» **PROBLEM DETAILS**
Go through the lines below and copy each one that holds the string "bits".

» **DATA FOR THE TASK**
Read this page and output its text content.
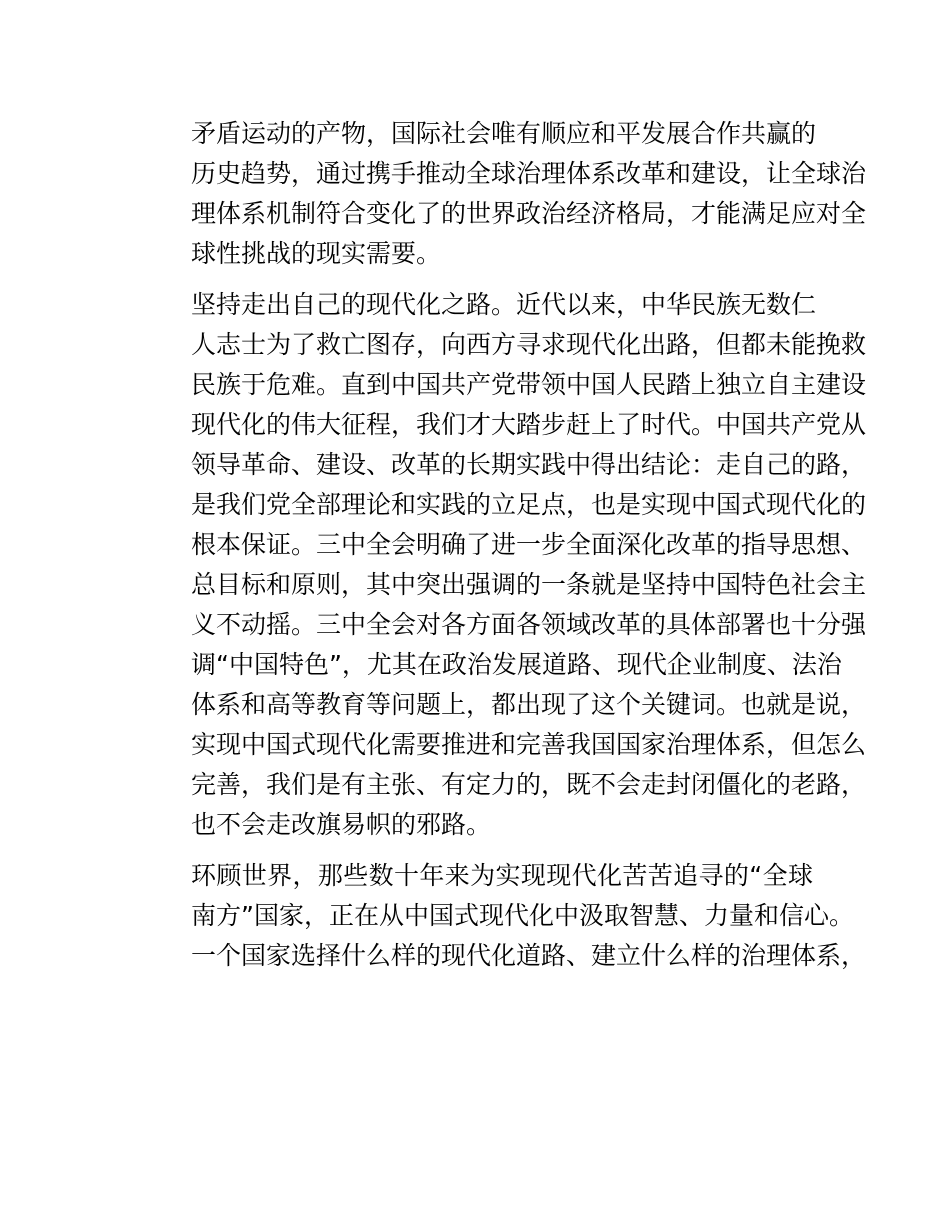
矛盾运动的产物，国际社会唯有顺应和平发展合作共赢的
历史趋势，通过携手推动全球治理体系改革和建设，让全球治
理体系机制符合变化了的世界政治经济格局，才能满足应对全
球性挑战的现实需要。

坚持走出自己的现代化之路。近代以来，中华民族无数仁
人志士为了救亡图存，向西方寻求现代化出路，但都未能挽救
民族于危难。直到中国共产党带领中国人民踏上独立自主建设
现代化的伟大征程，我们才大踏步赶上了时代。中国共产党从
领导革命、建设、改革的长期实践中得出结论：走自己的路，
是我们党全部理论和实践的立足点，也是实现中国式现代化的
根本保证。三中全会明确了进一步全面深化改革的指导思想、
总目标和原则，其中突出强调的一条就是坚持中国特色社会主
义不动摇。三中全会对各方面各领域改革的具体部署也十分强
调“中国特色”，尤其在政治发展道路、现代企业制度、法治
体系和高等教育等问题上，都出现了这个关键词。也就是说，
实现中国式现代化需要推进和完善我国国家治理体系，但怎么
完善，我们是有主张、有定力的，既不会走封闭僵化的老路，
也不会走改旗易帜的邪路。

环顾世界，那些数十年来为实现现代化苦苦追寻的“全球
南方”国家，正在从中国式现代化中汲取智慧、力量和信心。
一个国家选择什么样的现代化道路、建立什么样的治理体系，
--
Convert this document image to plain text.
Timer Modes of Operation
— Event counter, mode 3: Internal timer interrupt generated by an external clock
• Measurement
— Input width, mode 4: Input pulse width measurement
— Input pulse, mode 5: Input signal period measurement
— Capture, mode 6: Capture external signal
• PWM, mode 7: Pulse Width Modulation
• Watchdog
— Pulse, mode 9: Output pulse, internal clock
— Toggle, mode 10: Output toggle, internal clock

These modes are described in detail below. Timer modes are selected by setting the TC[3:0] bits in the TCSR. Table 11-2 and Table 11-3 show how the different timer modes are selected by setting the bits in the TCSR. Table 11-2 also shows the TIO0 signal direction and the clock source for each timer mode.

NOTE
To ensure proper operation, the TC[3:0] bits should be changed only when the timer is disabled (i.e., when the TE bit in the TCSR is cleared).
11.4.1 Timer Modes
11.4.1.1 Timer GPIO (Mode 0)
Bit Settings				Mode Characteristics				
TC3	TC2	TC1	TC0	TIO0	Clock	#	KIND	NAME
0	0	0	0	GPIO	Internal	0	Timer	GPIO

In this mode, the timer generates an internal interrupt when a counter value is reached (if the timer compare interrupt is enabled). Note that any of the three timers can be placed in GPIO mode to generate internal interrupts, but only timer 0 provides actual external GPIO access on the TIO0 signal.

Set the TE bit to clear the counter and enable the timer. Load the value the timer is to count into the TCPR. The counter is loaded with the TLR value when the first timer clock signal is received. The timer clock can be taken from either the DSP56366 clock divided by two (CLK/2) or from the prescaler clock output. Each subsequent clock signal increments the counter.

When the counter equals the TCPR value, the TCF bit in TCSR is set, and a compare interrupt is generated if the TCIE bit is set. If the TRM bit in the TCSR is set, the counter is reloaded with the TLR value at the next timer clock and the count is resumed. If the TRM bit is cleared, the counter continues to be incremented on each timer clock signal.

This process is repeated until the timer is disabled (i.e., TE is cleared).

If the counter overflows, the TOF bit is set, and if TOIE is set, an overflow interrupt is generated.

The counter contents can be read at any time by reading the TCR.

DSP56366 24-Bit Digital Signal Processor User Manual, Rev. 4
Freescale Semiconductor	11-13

» **TASK ANSWER**
These modes are described in detail below. Timer modes are selected by setting the TC[3:0] bits in the TCSR. Table 11-2 and Table 11-3 show how the different timer modes are selected by setting the bits in the TCSR. Table 11-2 also shows the TIO0 signal direction and the clock source for each timer mode.
To ensure proper operation, the TC[3:0] bits should be changed only when the timer is disabled (i.e., when the TE bit in the TCSR is cleared).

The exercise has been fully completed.